* [Your task]: Rewrite the data below as a JSON list of strings, with one string for each line and no entries for blank lines.

====

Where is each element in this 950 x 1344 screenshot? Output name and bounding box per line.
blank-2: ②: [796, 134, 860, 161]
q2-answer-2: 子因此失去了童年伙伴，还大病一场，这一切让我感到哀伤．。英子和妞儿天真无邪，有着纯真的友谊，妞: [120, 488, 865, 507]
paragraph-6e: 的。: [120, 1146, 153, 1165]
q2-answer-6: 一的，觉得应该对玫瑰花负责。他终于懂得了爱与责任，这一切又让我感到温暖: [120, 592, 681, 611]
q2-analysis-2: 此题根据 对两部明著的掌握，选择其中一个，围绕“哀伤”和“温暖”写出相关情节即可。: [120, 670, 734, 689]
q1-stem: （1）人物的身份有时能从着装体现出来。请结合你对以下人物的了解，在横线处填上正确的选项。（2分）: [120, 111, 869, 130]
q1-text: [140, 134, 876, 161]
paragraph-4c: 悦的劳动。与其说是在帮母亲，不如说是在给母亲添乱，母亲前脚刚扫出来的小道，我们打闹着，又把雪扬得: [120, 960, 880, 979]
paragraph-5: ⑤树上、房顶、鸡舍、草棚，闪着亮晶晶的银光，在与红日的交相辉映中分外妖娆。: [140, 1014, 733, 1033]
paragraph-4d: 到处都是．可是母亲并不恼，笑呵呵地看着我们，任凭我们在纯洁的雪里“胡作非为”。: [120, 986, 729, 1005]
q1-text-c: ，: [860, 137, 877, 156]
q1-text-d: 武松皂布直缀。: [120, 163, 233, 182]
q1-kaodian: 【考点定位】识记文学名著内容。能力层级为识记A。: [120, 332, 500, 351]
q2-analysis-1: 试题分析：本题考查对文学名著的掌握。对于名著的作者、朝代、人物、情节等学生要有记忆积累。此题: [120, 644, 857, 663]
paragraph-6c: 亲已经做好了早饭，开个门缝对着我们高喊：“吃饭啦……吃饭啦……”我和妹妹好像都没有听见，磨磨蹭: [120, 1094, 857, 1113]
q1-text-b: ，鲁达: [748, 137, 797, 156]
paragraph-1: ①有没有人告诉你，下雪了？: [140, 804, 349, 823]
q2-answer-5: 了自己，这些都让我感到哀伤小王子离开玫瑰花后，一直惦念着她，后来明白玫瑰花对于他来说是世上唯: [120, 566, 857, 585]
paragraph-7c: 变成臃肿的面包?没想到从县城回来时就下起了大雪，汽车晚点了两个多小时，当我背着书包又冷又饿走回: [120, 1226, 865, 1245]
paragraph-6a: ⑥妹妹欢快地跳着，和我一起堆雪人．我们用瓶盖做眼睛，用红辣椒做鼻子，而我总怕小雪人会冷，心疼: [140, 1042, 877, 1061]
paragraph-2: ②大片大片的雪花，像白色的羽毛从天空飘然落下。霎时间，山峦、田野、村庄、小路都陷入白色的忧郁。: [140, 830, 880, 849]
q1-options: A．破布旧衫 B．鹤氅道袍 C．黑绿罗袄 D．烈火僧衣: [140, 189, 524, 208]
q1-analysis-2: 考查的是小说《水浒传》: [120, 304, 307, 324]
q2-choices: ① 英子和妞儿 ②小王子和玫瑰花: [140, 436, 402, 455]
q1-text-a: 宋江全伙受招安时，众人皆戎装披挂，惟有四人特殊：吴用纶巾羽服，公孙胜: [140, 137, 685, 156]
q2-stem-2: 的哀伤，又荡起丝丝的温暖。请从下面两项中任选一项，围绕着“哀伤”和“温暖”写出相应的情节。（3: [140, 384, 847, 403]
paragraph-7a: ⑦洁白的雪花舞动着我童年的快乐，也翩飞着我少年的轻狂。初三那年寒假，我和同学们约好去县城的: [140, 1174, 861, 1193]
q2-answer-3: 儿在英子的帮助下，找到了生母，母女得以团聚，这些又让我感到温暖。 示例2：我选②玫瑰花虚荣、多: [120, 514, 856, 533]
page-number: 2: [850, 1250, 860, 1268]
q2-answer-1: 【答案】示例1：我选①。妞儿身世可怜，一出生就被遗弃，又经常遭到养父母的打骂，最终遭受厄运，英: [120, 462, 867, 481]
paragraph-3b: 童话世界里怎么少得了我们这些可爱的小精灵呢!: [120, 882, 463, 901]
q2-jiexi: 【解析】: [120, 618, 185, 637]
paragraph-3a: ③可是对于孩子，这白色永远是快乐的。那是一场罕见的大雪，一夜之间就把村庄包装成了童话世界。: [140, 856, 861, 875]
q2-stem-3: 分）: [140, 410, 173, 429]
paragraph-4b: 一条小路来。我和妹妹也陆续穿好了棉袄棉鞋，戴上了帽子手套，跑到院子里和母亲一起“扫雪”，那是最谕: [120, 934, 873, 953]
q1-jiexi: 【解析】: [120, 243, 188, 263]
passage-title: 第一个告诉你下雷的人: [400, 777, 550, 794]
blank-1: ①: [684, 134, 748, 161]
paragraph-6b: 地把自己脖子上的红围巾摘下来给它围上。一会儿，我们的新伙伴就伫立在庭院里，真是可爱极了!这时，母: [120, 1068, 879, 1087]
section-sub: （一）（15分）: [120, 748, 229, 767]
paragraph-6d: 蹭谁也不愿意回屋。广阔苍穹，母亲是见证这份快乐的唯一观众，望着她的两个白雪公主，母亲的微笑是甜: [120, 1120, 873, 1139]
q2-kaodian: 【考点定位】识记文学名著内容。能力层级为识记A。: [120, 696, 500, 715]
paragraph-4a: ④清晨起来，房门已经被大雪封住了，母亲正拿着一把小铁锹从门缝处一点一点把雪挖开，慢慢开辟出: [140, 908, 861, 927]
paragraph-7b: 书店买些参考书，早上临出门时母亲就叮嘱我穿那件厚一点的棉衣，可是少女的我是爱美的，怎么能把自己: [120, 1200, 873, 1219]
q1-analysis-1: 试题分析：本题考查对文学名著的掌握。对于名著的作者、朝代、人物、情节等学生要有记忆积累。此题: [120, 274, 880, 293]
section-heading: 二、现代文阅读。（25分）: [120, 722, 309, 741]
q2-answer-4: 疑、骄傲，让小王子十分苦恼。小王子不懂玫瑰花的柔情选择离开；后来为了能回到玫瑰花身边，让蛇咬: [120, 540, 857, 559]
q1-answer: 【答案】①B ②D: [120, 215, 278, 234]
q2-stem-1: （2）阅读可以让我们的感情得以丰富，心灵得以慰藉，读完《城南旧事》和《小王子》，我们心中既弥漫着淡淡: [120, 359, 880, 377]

====

* [Right answer]:
[
  "Where is each element in this 950 x 1344 screenshot? Output name and bounding box per line.",
  "blank-2: ②: [796, 134, 860, 161]",
  "q2-answer-2: 子因此失去了童年伙伴，还大病一场，这一切让我感到哀伤．。英子和妞儿天真无邪，有着纯真的友谊，妞: [120, 488, 865, 507]",
  "paragraph-6e: 的。: [120, 1146, 153, 1165]",
  "q2-answer-6: 一的，觉得应该对玫瑰花负责。他终于懂得了爱与责任，这一切又让我感到温暖: [120, 592, 681, 611]",
  "q2-analysis-2: 此题根据 对两部明著的掌握，选择其中一个，围绕“哀伤”和“温暖”写出相关情节即可。: [120, 670, 734, 689]",
  "q1-stem: （1）人物的身份有时能从着装体现出来。请结合你对以下人物的了解，在横线处填上正确的选项。（2分）: [120, 111, 869, 130]",
  "q1-text: [140, 134, 876, 161]",
  "paragraph-4c: 悦的劳动。与其说是在帮母亲，不如说是在给母亲添乱，母亲前脚刚扫出来的小道，我们打闹着，又把雪扬得: [120, 960, 880, 979]",
  "paragraph-5: ⑤树上、房顶、鸡舍、草棚，闪着亮晶晶的银光，在与红日的交相辉映中分外妖娆。: [140, 1014, 733, 1033]",
  "paragraph-4d: 到处都是．可是母亲并不恼，笑呵呵地看着我们，任凭我们在纯洁的雪里“胡作非为”。: [120, 986, 729, 1005]",
  "q1-text-c: ，: [860, 137, 877, 156]",
  "q1-text-d: 武松皂布直缀。: [120, 163, 233, 182]",
  "q1-kaodian: 【考点定位】识记文学名著内容。能力层级为识记A。: [120, 332, 500, 351]",
  "q2-analysis-1: 试题分析：本题考查对文学名著的掌握。对于名著的作者、朝代、人物、情节等学生要有记忆积累。此题: [120, 644, 857, 663]",
  "paragraph-6c: 亲已经做好了早饭，开个门缝对着我们高喊：“吃饭啦……吃饭啦……”我和妹妹好像都没有听见，磨磨蹭: [120, 1094, 857, 1113]",
  "q1-text-b: ，鲁达: [748, 137, 797, 156]",
  "paragraph-1: ①有没有人告诉你，下雪了？: [140, 804, 349, 823]",
  "q2-answer-5: 了自己，这些都让我感到哀伤小王子离开玫瑰花后，一直惦念着她，后来明白玫瑰花对于他来说是世上唯: [120, 566, 857, 585]",
  "paragraph-7c: 变成臃肿的面包?没想到从县城回来时就下起了大雪，汽车晚点了两个多小时，当我背着书包又冷又饿走回: [120, 1226, 865, 1245]",
  "paragraph-6a: ⑥妹妹欢快地跳着，和我一起堆雪人．我们用瓶盖做眼睛，用红辣椒做鼻子，而我总怕小雪人会冷，心疼: [140, 1042, 877, 1061]",
  "paragraph-2: ②大片大片的雪花，像白色的羽毛从天空飘然落下。霎时间，山峦、田野、村庄、小路都陷入白色的忧郁。: [140, 830, 880, 849]",
  "q1-options: A．破布旧衫 B．鹤氅道袍 C．黑绿罗袄 D．烈火僧衣: [140, 189, 524, 208]",
  "q1-analysis-2: 考查的是小说《水浒传》: [120, 304, 307, 324]",
  "q2-choices: ① 英子和妞儿 ②小王子和玫瑰花: [140, 436, 402, 455]",
  "q1-text-a: 宋江全伙受招安时，众人皆戎装披挂，惟有四人特殊：吴用纶巾羽服，公孙胜: [140, 137, 685, 156]",
  "q2-stem-2: 的哀伤，又荡起丝丝的温暖。请从下面两项中任选一项，围绕着“哀伤”和“温暖”写出相应的情节。（3: [140, 384, 847, 403]",
  "paragraph-7a: ⑦洁白的雪花舞动着我童年的快乐，也翩飞着我少年的轻狂。初三那年寒假，我和同学们约好去县城的: [140, 1174, 861, 1193]",
  "q2-answer-3: 儿在英子的帮助下，找到了生母，母女得以团聚，这些又让我感到温暖。 示例2：我选②玫瑰花虚荣、多: [120, 514, 856, 533]",
  "page-number: 2: [850, 1250, 860, 1268]",
  "q2-answer-1: 【答案】示例1：我选①。妞儿身世可怜，一出生就被遗弃，又经常遭到养父母的打骂，最终遭受厄运，英: [120, 462, 867, 481]",
  "paragraph-3b: 童话世界里怎么少得了我们这些可爱的小精灵呢!: [120, 882, 463, 901]",
  "q2-jiexi: 【解析】: [120, 618, 185, 637]",
  "paragraph-3a: ③可是对于孩子，这白色永远是快乐的。那是一场罕见的大雪，一夜之间就把村庄包装成了童话世界。: [140, 856, 861, 875]",
  "q2-stem-3: 分）: [140, 410, 173, 429]",
  "paragraph-4b: 一条小路来。我和妹妹也陆续穿好了棉袄棉鞋，戴上了帽子手套，跑到院子里和母亲一起“扫雪”，那是最谕: [120, 934, 873, 953]",
  "q1-jiexi: 【解析】: [120, 243, 188, 263]",
  "passage-title: 第一个告诉你下雷的人: [400, 777, 550, 794]",
  "blank-1: ①: [684, 134, 748, 161]",
  "paragraph-6b: 地把自己脖子上的红围巾摘下来给它围上。一会儿，我们的新伙伴就伫立在庭院里，真是可爱极了!这时，母: [120, 1068, 879, 1087]",
  "section-sub: （一）（15分）: [120, 748, 229, 767]",
  "paragraph-6d: 蹭谁也不愿意回屋。广阔苍穹，母亲是见证这份快乐的唯一观众，望着她的两个白雪公主，母亲的微笑是甜: [120, 1120, 873, 1139]",
  "q2-kaodian: 【考点定位】识记文学名著内容。能力层级为识记A。: [120, 696, 500, 715]",
  "paragraph-4a: ④清晨起来，房门已经被大雪封住了，母亲正拿着一把小铁锹从门缝处一点一点把雪挖开，慢慢开辟出: [140, 908, 861, 927]",
  "paragraph-7b: 书店买些参考书，早上临出门时母亲就叮嘱我穿那件厚一点的棉衣，可是少女的我是爱美的，怎么能把自己: [120, 1200, 873, 1219]",
  "q1-analysis-1: 试题分析：本题考查对文学名著的掌握。对于名著的作者、朝代、人物、情节等学生要有记忆积累。此题: [120, 274, 880, 293]",
  "section-heading: 二、现代文阅读。（25分）: [120, 722, 309, 741]",
  "q2-answer-4: 疑、骄傲，让小王子十分苦恼。小王子不懂玫瑰花的柔情选择离开；后来为了能回到玫瑰花身边，让蛇咬: [120, 540, 857, 559]",
  "q1-answer: 【答案】①B ②D: [120, 215, 278, 234]",
  "q2-stem-1: （2）阅读可以让我们的感情得以丰富，心灵得以慰藉，读完《城南旧事》和《小王子》，我们心中既弥漫着淡淡: [120, 359, 880, 377]"
]